Your goal
Spot each line in the records below where the word "result" occurs, then copy it.

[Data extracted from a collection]
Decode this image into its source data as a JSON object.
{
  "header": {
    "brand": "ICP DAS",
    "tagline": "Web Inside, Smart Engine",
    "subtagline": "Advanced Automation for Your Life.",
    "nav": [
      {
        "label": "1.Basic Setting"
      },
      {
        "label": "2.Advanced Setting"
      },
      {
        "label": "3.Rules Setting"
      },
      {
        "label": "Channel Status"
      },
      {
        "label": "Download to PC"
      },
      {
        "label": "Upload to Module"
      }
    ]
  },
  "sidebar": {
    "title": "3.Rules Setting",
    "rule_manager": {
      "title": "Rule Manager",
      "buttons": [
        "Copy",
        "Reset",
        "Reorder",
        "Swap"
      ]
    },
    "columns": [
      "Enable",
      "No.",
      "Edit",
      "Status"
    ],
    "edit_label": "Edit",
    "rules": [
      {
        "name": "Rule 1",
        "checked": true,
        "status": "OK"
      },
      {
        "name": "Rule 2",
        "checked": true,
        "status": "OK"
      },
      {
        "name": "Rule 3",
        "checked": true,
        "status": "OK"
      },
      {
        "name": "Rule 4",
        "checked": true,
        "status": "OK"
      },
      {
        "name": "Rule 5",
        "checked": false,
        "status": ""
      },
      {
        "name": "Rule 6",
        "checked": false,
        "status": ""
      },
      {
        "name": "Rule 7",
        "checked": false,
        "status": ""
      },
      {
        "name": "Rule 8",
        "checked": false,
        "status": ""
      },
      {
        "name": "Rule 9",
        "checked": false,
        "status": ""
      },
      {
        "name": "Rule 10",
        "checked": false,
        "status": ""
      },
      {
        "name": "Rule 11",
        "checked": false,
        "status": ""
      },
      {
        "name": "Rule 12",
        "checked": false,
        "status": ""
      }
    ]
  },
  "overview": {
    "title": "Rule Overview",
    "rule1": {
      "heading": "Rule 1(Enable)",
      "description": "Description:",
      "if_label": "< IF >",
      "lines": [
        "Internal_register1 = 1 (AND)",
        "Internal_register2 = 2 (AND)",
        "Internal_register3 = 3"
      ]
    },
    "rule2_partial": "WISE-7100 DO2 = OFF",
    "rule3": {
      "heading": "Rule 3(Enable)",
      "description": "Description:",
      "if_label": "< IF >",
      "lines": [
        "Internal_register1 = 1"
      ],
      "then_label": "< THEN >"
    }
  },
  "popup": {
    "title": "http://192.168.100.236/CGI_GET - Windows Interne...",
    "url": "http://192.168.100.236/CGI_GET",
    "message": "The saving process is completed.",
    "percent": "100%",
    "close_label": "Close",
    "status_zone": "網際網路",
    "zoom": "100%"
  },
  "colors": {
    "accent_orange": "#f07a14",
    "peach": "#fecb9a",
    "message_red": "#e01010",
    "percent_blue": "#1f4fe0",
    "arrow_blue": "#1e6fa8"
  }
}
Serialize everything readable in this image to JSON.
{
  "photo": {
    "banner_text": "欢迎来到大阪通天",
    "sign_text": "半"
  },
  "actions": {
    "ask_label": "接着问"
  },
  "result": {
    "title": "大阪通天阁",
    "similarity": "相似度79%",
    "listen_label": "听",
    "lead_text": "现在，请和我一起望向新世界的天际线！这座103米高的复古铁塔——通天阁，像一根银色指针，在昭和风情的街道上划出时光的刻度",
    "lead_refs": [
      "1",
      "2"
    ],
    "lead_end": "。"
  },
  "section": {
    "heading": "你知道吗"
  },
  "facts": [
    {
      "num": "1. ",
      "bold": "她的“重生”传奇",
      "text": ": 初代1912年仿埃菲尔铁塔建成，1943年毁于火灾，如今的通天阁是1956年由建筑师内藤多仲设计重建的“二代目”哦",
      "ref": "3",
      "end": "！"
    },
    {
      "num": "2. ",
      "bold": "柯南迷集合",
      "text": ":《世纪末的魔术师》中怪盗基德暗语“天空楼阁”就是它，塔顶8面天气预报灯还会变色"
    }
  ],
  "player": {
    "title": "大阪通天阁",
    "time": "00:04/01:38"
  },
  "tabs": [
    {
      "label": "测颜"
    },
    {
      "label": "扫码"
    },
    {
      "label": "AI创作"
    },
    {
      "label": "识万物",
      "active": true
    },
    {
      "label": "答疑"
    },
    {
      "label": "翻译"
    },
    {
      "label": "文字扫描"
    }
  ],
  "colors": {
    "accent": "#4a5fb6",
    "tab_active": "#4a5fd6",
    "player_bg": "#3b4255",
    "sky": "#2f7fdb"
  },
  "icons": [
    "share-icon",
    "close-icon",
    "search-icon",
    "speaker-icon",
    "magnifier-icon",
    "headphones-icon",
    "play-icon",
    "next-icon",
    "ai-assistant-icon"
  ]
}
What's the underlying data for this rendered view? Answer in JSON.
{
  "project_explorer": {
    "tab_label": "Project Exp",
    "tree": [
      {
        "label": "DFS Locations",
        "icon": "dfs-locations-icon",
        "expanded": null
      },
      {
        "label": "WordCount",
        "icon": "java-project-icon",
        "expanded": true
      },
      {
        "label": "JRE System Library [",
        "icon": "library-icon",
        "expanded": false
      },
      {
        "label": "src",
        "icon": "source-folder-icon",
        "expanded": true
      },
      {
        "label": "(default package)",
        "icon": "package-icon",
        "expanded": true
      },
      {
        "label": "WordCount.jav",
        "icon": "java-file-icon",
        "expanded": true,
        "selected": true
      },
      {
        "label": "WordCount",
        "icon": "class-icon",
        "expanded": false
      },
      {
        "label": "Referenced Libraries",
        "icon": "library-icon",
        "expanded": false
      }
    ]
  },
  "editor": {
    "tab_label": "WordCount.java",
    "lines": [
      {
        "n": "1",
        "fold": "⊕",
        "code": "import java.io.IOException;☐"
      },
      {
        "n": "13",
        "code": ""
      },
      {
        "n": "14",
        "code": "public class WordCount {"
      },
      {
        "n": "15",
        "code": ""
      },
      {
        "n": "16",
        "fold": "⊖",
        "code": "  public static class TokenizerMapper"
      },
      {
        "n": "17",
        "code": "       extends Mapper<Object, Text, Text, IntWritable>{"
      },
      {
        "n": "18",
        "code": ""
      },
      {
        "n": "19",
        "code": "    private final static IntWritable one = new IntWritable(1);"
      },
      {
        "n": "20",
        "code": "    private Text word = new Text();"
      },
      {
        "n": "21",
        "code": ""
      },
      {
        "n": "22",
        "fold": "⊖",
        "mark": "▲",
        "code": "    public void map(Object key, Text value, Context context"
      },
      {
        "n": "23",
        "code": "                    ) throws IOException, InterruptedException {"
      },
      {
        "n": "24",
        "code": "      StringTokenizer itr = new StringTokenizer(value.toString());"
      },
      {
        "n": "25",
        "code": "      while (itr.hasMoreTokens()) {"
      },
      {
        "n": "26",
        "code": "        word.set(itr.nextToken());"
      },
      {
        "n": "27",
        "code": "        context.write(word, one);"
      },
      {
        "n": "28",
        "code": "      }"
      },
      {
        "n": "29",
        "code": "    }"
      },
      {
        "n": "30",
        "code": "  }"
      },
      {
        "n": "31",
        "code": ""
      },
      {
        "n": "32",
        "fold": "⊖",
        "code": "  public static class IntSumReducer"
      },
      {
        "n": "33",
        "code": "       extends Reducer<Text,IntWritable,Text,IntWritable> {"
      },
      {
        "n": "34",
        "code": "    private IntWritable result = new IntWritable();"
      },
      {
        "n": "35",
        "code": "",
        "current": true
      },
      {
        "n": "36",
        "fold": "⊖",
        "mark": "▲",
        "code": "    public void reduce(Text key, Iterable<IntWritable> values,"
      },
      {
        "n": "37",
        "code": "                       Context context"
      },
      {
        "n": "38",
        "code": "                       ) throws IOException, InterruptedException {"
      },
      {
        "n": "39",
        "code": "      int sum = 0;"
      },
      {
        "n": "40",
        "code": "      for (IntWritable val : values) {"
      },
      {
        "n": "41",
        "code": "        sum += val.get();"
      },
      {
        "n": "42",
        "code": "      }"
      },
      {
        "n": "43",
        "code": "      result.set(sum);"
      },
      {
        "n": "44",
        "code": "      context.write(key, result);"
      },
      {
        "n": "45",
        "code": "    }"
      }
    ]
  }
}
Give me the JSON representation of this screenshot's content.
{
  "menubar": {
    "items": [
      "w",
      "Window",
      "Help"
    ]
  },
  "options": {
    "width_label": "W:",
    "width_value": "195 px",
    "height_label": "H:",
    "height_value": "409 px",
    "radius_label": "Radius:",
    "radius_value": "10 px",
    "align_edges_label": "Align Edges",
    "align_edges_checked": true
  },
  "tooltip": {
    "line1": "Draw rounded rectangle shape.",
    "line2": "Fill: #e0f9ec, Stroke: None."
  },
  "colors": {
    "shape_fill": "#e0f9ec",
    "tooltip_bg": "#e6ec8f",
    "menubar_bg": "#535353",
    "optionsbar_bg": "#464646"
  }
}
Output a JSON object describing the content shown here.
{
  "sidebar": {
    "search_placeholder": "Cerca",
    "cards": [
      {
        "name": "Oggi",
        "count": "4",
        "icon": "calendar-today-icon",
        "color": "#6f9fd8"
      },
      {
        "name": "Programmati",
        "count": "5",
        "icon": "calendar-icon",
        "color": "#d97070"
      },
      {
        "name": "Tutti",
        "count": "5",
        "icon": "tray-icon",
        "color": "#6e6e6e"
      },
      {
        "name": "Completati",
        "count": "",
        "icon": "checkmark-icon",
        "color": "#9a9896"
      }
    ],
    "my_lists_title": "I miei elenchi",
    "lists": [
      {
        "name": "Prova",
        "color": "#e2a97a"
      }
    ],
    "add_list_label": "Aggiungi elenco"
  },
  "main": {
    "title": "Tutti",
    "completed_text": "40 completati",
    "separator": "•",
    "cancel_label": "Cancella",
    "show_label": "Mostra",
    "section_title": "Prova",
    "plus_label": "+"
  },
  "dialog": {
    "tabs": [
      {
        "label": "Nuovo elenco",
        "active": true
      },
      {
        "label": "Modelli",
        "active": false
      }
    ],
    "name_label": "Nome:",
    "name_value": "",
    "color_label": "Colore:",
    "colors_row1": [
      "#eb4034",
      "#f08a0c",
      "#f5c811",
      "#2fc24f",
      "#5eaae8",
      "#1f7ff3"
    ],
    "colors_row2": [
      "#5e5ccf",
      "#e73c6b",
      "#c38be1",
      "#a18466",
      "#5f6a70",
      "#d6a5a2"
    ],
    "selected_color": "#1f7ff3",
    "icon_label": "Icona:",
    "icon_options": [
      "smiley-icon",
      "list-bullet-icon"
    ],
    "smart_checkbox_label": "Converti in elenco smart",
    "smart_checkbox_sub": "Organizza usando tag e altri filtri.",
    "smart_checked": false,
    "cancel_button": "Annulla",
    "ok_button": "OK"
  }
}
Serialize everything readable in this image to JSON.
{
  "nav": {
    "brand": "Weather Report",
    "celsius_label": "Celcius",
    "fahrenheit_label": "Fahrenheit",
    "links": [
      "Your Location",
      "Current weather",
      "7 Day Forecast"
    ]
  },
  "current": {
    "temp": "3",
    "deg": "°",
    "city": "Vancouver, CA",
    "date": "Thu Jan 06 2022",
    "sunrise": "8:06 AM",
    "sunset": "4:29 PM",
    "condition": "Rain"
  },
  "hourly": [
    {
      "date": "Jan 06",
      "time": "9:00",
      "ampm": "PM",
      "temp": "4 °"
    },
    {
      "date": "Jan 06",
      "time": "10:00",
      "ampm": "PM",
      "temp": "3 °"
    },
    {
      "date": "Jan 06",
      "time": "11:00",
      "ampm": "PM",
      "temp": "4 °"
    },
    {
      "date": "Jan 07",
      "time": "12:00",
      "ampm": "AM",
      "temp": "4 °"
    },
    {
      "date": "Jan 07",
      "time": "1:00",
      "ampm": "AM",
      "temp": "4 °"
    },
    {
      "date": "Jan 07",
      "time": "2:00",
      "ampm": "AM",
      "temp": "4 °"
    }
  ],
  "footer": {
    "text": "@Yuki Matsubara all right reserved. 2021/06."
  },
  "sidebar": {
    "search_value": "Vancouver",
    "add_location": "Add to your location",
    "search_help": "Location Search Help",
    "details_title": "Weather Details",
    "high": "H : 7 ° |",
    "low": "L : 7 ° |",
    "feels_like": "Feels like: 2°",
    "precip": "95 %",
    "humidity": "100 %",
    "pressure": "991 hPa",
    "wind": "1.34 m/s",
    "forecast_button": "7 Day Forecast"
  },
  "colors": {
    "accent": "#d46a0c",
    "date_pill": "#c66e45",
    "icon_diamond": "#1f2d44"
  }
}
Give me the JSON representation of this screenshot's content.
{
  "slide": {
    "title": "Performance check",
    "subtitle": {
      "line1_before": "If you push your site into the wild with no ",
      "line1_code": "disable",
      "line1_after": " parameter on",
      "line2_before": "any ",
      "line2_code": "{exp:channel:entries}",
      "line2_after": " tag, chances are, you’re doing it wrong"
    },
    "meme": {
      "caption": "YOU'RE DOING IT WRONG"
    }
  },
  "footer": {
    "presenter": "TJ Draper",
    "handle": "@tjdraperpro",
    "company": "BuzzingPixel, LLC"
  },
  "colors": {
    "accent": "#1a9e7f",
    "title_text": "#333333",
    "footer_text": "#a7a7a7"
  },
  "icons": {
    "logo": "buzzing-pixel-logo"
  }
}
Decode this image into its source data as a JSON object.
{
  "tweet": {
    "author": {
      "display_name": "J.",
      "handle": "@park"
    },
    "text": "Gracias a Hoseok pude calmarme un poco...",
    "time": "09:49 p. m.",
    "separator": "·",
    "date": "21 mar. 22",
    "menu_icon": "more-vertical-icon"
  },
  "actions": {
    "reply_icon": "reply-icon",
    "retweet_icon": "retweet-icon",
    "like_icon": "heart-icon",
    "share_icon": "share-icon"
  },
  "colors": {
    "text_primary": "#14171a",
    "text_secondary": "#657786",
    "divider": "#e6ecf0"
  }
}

Solution to the exercise
  "result": {
        "code": "    private IntWritable result = new IntWritable();"
        "code": "      result.set(sum);"
        "code": "      context.write(key, result);"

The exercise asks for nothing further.